A união destes três instrumentos formou o Sankyoku. As eras anteriores foram marcadas pelas guerras internas que terminaram com a entrada da era Tokugawa (1603-1867). Com a ascensão da classe mercantil, o sankyoku adquiriu grande popularidade. Durante a era Edo, a música para Koto chamado Sôkyoku, era tocado quase que somente pelos cegos, e pelas mulheres e jovens dos comerciantes mais abastados e dos militares de grau mais alto, fazendo parte de sua formação cultural. Na primeira metade do século XX, com o advento das gravações e do rádio, o Sôkyoku, sofreu um processo de popularização principalmente pelas mãos de Michio Miyagi que incorporou técnicas e arranjos inovadores na antiga música do Japão.
O anime para a TV foi uma partida para um processo de normatização, e, como conseqüência, mudou a forma de produzir animes, seguindo a direção de Tezuka. A determinação dele trouxe também um novo conceito para, até então, jovem indústria de televisão japonesa. A animação tornou-se fluída o bastante para os espectadores, com o uso de seqüências rápidas e métodos de direção, reservados anteriormente só para os filmes com atores reais. Elas passaram a priorizar o uso de closes sobre os personagens, visando causar um impacto dramático sobre os japoneses.

Atividades:
• A. Segundo o texto, qual período corresponde à era Tokugawa?
• B. Transcreva do texto o trecho que começa nas palavras "O anime para" e termina após as palavras "sobre os japoneses.".

[Dados de previsão de caixas delimitadoras]
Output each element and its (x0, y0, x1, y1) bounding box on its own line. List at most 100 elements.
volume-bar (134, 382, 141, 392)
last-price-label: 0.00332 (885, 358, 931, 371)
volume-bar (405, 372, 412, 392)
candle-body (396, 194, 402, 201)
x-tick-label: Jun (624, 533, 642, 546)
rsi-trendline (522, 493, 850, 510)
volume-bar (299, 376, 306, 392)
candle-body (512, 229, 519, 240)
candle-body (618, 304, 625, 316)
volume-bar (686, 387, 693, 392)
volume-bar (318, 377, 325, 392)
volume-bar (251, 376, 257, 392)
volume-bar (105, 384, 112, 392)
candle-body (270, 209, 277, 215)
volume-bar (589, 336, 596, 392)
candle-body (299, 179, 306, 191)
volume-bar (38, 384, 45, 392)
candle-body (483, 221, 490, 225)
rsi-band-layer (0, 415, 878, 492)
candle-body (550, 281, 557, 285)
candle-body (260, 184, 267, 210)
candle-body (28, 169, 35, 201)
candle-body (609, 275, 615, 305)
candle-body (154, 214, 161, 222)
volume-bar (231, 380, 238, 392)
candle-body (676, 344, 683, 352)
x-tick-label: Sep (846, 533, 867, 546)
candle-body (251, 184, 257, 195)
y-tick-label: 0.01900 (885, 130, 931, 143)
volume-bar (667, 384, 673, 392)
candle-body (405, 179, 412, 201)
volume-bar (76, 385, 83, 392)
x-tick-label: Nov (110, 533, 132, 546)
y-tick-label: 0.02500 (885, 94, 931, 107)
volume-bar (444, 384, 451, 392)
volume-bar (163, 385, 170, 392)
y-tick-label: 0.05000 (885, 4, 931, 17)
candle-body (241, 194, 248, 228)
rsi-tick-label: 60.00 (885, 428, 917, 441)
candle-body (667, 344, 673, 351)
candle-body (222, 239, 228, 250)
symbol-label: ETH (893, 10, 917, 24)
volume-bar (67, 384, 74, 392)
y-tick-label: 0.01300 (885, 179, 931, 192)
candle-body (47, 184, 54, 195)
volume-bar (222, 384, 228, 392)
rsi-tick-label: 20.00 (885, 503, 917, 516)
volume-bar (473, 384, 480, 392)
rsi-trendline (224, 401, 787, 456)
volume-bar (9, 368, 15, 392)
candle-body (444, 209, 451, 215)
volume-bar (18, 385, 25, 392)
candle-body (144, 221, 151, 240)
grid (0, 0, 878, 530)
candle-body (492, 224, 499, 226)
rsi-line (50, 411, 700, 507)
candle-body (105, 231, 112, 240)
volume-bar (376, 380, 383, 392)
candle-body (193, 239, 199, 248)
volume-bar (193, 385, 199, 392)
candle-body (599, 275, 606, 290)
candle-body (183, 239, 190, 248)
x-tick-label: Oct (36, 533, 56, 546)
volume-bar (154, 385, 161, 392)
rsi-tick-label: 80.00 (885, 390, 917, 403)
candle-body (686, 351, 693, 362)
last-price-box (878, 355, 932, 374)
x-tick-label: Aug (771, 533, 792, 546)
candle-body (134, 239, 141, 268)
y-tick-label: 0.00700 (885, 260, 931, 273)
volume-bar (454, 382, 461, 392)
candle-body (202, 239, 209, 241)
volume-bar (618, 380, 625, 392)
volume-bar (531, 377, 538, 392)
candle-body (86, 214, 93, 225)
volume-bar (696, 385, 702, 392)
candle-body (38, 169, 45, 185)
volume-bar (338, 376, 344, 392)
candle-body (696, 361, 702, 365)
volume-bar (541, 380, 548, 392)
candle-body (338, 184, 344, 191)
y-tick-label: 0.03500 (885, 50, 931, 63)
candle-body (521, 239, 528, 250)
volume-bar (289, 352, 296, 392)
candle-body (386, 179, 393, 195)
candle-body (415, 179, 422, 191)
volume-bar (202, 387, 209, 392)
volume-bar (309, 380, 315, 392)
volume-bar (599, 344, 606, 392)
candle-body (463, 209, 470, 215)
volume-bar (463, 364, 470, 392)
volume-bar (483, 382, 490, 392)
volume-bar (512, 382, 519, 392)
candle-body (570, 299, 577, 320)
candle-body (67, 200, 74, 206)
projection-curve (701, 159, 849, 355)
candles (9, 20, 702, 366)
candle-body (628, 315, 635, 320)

Respostas do exercício:
• A. De 1603 a 1867.

• B.
O anime para a TV foi uma partida para um processo de normatização, e, como conseqüência, mudou a forma de produzir animes, seguindo a direção de Tezuka. A determinação dele trouxe também um novo conceito para, até então, jovem indústria de televisão japonesa. A animação tornou-se fluída o bastante para os espectadores, com o uso de seqüências rápidas e métodos de direção, reservados anteriormente só para os filmes com atores reais. Elas passaram a priorizar o uso de closes sobre os personagens, visando causar um impacto dramático sobre os japoneses.